--- start Data for processing ---
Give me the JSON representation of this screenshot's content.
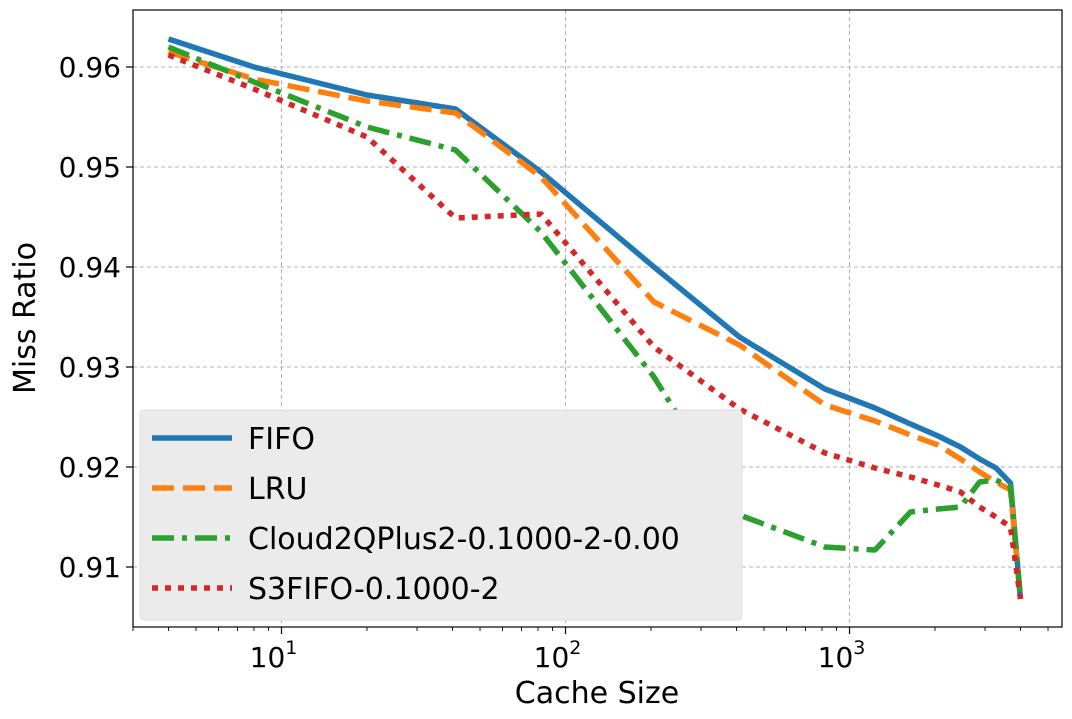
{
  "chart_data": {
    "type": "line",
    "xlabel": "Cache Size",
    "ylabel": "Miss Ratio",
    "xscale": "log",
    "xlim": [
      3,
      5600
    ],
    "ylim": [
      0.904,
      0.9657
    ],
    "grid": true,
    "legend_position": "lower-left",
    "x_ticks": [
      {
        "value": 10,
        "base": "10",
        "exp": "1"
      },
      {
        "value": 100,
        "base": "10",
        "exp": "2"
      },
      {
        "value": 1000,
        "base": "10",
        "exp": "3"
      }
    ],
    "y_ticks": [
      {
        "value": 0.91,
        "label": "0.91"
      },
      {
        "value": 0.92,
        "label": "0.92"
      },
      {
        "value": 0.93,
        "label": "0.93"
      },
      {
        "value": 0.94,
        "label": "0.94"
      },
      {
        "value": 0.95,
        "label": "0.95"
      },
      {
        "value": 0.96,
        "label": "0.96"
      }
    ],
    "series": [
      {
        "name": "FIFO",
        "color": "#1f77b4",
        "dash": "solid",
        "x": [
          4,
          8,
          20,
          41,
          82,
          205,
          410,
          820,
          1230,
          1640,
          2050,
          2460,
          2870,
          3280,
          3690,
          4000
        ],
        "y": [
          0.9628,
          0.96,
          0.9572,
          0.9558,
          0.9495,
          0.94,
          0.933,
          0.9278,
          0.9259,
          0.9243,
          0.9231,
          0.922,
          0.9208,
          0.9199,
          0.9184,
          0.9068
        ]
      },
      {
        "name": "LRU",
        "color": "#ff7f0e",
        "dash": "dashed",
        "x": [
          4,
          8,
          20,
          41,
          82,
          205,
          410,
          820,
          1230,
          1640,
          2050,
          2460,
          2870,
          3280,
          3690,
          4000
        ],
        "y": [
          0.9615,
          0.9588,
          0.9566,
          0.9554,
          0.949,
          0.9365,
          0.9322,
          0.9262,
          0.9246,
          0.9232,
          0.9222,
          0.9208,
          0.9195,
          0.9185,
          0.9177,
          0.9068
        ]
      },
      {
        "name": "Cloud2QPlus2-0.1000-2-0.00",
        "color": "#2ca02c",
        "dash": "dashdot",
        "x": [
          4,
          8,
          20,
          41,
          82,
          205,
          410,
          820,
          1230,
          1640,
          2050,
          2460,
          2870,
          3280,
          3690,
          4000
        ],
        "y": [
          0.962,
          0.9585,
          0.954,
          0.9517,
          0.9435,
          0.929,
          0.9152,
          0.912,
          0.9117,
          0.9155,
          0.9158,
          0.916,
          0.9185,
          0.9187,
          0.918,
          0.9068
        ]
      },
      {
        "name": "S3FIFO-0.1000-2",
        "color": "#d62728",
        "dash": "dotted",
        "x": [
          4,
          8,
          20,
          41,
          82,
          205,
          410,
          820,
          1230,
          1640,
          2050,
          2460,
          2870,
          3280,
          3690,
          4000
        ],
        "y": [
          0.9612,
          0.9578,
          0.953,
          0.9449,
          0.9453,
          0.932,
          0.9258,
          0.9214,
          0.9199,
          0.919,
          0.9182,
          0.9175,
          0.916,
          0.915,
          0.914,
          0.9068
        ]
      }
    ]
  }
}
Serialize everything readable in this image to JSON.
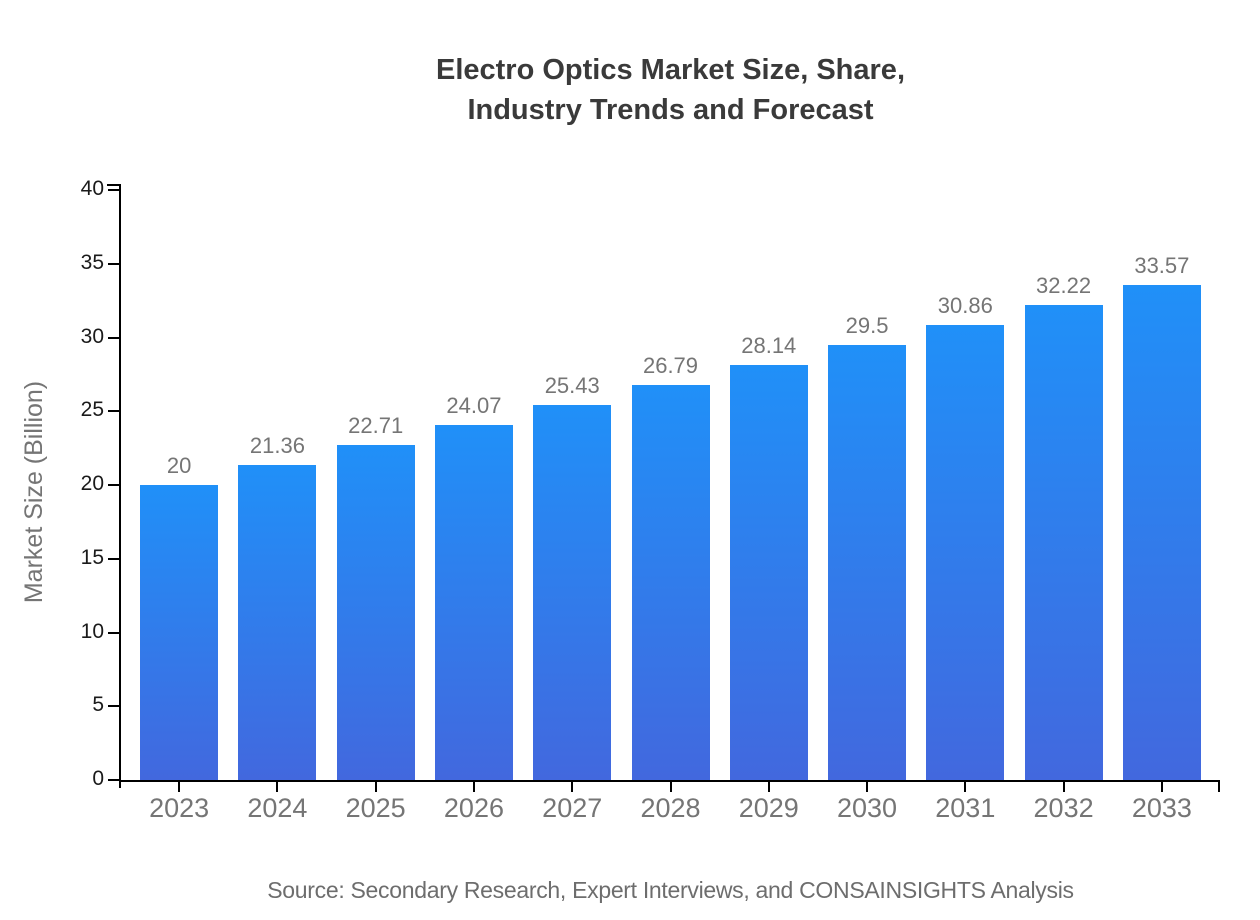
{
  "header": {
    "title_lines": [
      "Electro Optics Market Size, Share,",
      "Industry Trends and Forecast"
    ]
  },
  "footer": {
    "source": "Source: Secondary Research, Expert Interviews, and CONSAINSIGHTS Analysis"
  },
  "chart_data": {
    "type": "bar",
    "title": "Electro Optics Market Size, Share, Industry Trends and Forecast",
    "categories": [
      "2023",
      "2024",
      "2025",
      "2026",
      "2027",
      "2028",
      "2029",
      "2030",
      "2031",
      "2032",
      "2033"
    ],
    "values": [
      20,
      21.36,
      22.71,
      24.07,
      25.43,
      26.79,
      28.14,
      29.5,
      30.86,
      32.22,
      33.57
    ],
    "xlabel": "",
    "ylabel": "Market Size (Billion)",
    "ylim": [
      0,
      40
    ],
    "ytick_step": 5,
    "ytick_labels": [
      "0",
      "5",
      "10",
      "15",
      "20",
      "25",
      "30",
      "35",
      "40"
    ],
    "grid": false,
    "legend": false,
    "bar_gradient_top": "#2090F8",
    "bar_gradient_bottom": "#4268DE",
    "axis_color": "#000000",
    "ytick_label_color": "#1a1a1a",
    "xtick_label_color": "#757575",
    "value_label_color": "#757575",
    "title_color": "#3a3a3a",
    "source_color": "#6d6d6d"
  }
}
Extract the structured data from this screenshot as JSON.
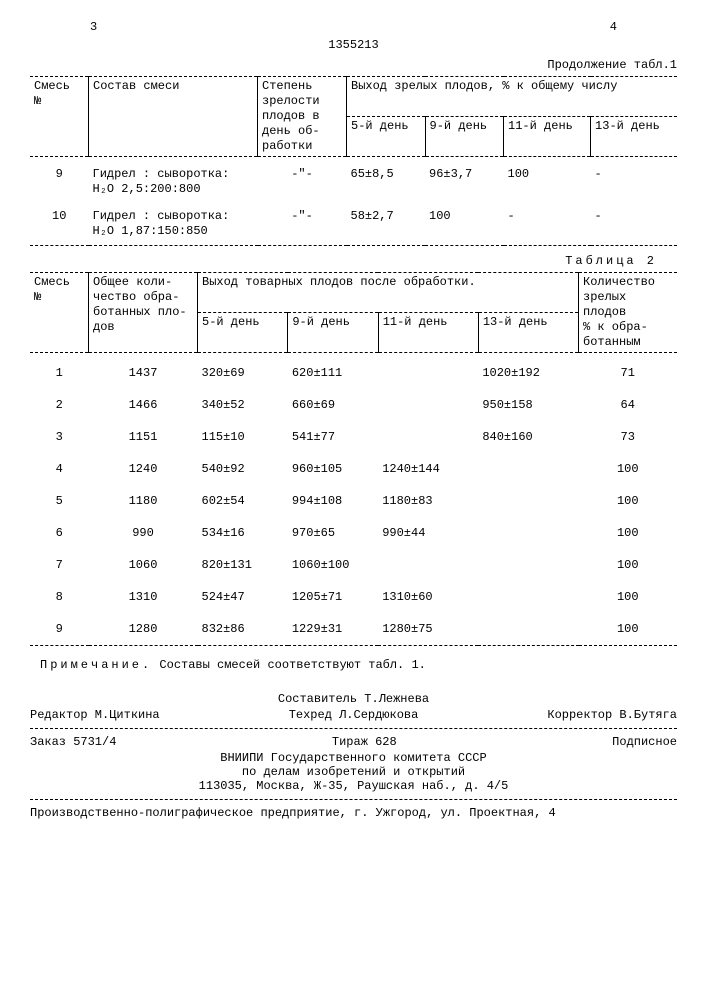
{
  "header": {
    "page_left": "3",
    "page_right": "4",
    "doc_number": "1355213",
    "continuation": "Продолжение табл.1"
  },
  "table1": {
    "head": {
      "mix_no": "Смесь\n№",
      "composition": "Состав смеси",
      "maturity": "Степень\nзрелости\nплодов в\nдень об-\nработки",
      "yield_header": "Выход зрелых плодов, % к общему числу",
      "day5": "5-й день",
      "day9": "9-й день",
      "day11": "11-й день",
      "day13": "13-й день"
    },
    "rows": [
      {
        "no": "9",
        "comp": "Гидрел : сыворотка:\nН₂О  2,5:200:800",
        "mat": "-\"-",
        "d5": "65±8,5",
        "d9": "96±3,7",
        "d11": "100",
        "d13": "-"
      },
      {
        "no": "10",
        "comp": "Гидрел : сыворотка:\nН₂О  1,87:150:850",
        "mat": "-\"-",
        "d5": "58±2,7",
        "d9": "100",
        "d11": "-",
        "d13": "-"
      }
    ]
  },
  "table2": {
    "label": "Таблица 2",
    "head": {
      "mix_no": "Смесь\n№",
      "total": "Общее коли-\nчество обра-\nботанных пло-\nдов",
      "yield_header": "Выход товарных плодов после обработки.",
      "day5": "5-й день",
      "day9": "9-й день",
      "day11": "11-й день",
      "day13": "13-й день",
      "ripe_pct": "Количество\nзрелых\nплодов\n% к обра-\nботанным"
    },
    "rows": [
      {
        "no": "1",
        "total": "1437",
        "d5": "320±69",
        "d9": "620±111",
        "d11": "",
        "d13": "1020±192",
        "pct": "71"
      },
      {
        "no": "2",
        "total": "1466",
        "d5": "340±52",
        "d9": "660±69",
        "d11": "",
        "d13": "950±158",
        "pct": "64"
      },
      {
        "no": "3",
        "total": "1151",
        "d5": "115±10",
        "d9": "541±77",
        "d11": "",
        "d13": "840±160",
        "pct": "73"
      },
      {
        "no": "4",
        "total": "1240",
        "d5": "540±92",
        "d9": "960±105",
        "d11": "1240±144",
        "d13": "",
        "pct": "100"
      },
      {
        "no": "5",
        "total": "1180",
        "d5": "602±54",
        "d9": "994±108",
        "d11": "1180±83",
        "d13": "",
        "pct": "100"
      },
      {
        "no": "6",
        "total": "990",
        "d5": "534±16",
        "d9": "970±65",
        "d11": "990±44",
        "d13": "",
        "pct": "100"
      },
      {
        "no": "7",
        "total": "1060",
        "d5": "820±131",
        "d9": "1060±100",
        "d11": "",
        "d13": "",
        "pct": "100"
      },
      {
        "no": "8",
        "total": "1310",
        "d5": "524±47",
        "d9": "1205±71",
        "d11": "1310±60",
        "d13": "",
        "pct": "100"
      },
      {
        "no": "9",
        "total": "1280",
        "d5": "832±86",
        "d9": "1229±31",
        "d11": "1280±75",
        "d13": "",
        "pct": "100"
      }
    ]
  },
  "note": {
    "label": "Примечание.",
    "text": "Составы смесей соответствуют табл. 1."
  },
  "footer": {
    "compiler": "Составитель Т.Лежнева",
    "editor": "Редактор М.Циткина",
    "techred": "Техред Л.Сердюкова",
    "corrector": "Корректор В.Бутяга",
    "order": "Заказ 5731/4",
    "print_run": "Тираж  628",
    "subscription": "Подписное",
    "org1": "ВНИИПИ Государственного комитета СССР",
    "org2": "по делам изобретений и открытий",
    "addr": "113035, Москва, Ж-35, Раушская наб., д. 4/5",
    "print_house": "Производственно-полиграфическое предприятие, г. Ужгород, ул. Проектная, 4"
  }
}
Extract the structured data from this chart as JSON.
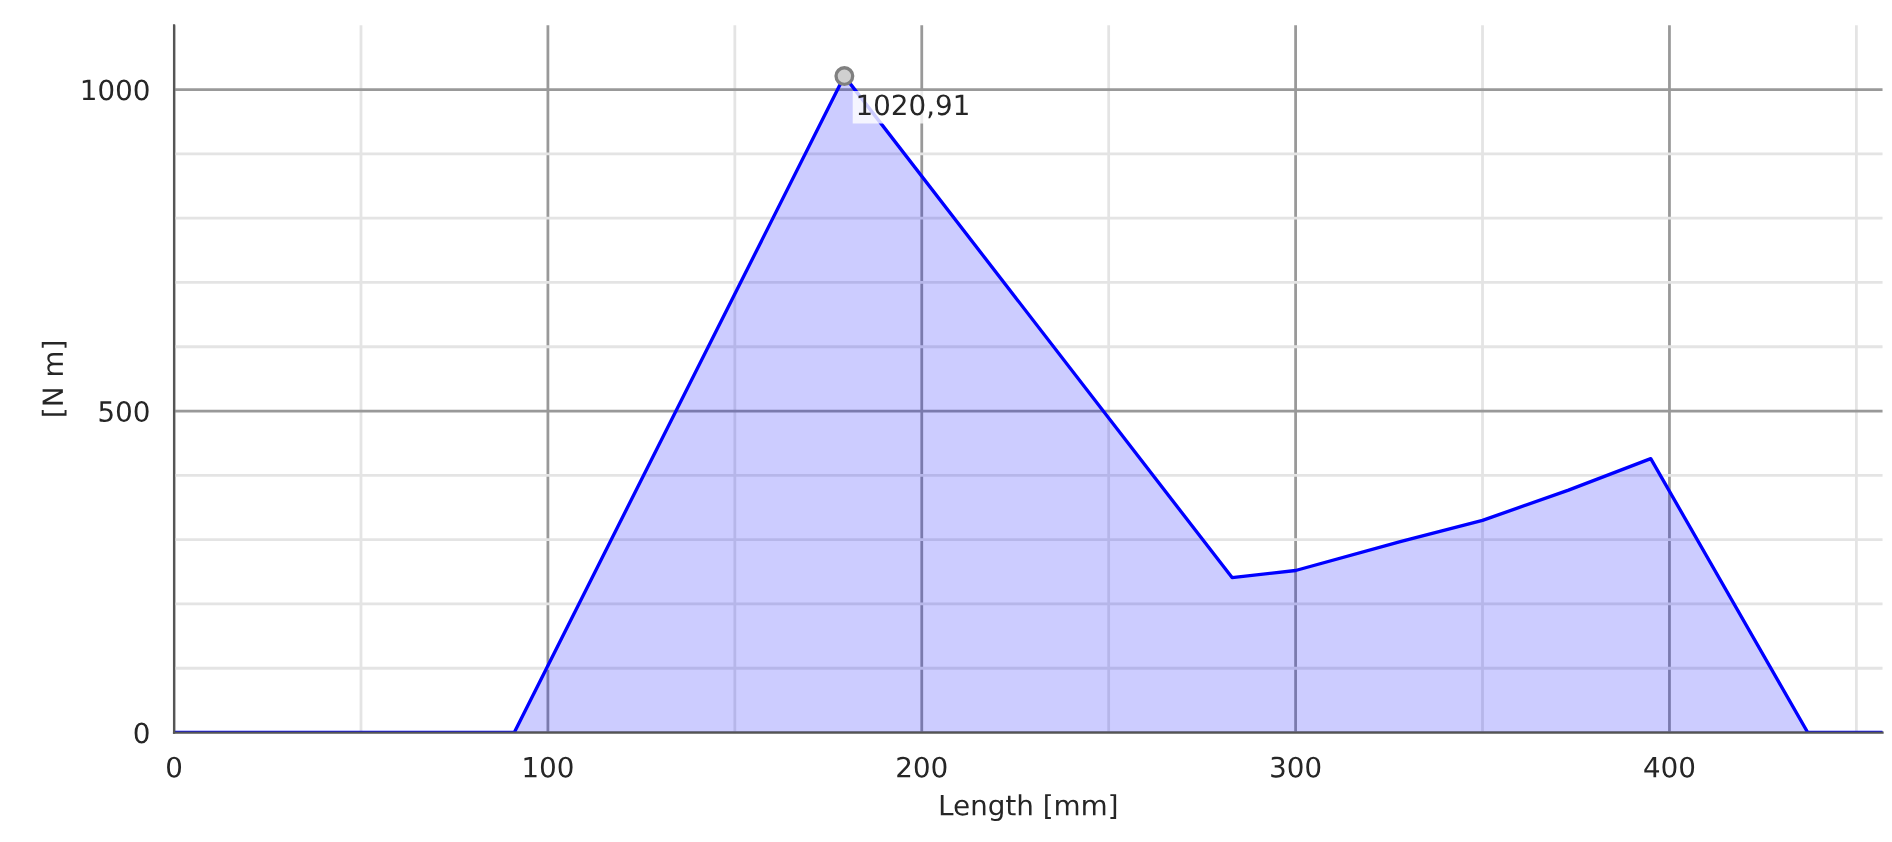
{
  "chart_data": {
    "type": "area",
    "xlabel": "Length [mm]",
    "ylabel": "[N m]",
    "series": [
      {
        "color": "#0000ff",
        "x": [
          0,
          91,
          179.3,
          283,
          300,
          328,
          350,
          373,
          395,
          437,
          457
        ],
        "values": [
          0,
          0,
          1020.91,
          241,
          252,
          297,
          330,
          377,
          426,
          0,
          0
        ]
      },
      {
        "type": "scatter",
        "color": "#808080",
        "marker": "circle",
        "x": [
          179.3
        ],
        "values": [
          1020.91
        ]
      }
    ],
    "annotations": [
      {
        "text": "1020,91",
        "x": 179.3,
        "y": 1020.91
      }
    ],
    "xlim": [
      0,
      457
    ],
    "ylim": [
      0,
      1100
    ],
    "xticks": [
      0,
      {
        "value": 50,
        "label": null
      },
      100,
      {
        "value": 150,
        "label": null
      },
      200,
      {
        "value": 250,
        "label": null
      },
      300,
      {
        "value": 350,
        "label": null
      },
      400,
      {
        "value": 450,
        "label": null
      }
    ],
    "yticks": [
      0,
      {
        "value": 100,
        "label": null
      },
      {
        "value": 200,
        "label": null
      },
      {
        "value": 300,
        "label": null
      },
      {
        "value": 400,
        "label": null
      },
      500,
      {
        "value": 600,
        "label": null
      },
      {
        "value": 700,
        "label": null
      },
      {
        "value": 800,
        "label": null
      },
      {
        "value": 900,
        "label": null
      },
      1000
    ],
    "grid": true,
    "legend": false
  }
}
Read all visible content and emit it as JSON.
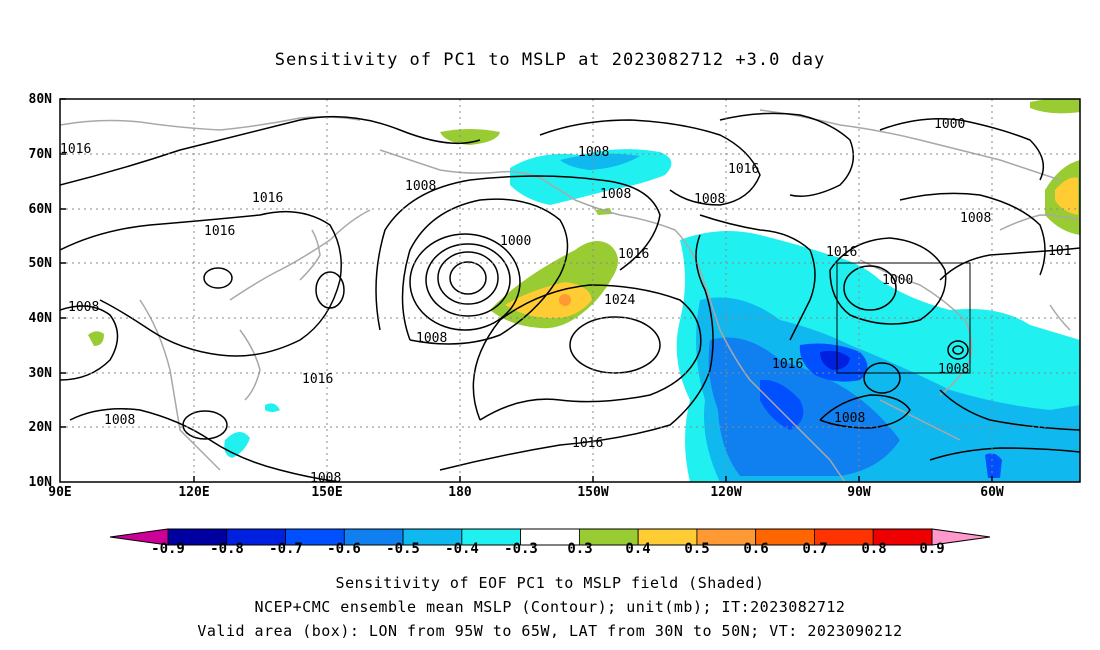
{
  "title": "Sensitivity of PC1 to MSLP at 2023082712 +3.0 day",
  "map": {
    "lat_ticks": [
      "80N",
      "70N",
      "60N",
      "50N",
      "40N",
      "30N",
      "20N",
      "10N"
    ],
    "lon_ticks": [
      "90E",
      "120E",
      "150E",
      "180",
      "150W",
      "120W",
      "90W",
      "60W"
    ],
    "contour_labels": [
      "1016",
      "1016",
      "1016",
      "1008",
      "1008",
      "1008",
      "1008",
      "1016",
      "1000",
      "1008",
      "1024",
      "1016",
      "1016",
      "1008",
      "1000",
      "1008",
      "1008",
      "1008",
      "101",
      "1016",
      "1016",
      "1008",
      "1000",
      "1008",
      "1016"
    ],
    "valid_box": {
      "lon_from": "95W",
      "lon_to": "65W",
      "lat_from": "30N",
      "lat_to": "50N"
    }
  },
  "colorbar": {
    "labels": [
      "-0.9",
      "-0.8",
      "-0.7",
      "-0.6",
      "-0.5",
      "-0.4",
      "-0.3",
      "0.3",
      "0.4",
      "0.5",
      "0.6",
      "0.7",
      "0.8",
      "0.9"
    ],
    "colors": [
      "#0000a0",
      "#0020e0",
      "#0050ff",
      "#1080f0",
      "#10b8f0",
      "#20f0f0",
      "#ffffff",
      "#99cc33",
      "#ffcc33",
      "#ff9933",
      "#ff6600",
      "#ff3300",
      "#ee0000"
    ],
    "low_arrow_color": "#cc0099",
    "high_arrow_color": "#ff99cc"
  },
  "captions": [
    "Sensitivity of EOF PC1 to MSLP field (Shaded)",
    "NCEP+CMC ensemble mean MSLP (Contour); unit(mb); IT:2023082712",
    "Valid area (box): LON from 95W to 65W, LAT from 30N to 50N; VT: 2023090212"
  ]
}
--- end Data for processing ---
Your goal: Report the number of lines in the listing above that include the word "xlabel", and nothing else.

Result of this task: 3